DATASET
--------------------------------
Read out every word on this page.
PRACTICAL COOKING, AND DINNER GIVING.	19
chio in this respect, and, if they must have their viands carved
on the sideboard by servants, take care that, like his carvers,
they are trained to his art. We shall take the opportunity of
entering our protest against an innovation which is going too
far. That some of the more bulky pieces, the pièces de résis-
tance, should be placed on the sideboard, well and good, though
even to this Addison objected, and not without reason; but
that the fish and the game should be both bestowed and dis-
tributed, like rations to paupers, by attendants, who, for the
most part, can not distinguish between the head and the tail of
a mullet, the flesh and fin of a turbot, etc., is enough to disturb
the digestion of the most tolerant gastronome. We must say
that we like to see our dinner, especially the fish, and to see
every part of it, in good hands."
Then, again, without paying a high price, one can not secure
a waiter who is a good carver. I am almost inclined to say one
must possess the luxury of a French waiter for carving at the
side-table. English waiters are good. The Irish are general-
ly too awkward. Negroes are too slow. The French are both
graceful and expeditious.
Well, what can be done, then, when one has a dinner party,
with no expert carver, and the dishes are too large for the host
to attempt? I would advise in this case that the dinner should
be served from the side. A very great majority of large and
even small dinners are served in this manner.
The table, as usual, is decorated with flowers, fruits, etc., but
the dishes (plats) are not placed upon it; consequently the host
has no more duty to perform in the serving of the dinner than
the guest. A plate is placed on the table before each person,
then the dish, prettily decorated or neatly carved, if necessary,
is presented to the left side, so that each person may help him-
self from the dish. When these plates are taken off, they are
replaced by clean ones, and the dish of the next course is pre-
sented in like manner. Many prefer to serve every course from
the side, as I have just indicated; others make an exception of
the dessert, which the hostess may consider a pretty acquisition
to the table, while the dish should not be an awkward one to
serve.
--------------------------------
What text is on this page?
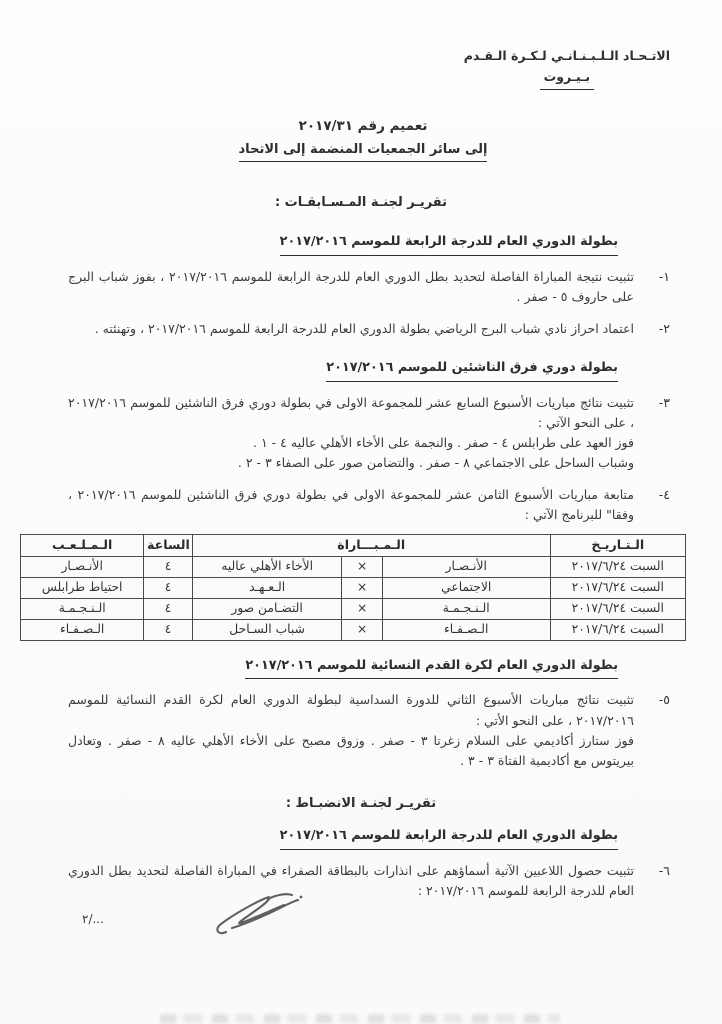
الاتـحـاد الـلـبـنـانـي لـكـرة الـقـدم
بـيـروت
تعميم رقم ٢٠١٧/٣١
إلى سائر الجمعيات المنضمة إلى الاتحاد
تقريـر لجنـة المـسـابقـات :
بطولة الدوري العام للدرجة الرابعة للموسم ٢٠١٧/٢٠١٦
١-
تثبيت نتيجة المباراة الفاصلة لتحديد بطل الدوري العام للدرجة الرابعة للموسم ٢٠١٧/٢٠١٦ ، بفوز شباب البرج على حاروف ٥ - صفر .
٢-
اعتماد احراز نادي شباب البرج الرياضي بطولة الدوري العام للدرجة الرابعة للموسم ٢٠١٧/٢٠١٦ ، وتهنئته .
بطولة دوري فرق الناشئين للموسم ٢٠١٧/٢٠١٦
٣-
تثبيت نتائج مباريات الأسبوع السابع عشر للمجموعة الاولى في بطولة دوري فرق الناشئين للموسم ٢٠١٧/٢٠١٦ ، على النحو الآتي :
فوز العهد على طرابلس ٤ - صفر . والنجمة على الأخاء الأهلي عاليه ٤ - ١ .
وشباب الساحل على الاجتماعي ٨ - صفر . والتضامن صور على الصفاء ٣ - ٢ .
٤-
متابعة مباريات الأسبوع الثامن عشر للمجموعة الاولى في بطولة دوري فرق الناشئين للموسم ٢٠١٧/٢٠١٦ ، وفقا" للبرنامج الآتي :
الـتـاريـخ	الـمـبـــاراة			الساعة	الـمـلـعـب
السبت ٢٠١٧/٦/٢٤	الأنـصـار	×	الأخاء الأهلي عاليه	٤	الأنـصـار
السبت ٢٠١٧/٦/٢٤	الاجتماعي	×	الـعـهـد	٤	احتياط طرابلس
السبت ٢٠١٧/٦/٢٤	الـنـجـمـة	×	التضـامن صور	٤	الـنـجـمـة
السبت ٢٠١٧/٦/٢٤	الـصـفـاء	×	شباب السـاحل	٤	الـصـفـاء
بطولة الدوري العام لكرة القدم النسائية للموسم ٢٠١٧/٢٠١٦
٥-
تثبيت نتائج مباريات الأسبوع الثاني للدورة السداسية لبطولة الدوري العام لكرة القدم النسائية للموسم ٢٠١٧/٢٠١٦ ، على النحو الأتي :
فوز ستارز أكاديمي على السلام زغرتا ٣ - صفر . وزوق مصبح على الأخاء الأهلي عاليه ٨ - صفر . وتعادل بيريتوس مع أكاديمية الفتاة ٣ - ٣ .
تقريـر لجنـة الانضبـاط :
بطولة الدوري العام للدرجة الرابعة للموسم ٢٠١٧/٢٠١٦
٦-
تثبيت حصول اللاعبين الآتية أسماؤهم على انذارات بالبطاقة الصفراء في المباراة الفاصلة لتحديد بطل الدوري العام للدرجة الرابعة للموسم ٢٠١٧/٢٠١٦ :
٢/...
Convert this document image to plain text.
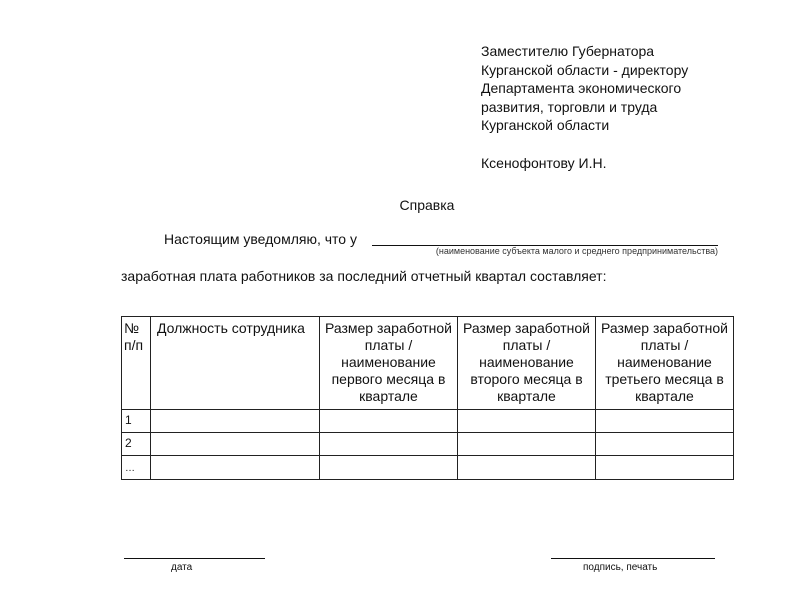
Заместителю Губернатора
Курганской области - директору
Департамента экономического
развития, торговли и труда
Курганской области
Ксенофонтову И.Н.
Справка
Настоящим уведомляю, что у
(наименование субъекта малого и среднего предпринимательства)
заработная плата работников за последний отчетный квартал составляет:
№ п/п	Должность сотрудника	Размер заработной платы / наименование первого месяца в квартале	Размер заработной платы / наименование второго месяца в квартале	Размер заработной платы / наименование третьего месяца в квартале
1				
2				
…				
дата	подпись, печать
--------------------------------
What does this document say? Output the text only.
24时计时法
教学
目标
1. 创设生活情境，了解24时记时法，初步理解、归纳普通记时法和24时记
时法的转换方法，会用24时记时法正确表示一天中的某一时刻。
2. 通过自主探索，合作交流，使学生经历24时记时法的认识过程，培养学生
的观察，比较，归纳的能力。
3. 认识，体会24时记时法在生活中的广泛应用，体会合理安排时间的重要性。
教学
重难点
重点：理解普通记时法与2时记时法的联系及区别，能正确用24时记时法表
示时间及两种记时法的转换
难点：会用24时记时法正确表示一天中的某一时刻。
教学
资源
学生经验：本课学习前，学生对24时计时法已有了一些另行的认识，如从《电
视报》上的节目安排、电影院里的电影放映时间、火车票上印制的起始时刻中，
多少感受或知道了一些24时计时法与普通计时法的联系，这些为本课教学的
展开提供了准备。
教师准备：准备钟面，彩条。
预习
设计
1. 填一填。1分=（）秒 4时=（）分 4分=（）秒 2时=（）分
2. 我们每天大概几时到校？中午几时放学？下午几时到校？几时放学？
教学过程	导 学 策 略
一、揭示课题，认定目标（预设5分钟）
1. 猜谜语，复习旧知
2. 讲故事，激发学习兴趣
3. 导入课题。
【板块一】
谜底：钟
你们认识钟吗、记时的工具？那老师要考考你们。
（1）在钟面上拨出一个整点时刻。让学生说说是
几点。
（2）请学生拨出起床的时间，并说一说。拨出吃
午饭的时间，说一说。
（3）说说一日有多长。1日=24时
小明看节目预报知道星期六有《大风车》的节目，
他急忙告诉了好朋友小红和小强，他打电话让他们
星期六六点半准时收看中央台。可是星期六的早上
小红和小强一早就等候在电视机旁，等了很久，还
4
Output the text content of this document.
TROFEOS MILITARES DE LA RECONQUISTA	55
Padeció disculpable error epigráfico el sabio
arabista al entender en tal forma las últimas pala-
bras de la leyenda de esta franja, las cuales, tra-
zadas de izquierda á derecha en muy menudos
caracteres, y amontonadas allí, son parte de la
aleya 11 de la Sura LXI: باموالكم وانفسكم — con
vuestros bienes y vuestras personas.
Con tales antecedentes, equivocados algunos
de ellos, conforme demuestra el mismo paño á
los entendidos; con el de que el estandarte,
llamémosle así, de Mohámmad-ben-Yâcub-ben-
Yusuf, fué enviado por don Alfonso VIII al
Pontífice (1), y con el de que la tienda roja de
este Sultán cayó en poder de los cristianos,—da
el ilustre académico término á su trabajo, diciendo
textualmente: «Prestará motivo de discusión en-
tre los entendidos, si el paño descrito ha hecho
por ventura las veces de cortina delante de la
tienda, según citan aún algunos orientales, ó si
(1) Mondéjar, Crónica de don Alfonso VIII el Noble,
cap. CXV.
--------------------------------
WHAT YOU WILL DO
Make a list of all lines in the data that contain "عاليه".

FINISHED TASK
فوز العهد على طرابلس ٤ - صفر . والنجمة على الأخاء الأهلي عاليه ٤ - ١ .
السبت ٢٠١٧/٦/٢٤	الأنـصـار	×	الأخاء الأهلي عاليه	٤	الأنـصـار
فوز ستارز أكاديمي على السلام زغرتا ٣ - صفر . وزوق مصبح على الأخاء الأهلي عاليه ٨ - صفر . وتعادل بيريتوس مع أكاديمية الفتاة ٣ - ٣ .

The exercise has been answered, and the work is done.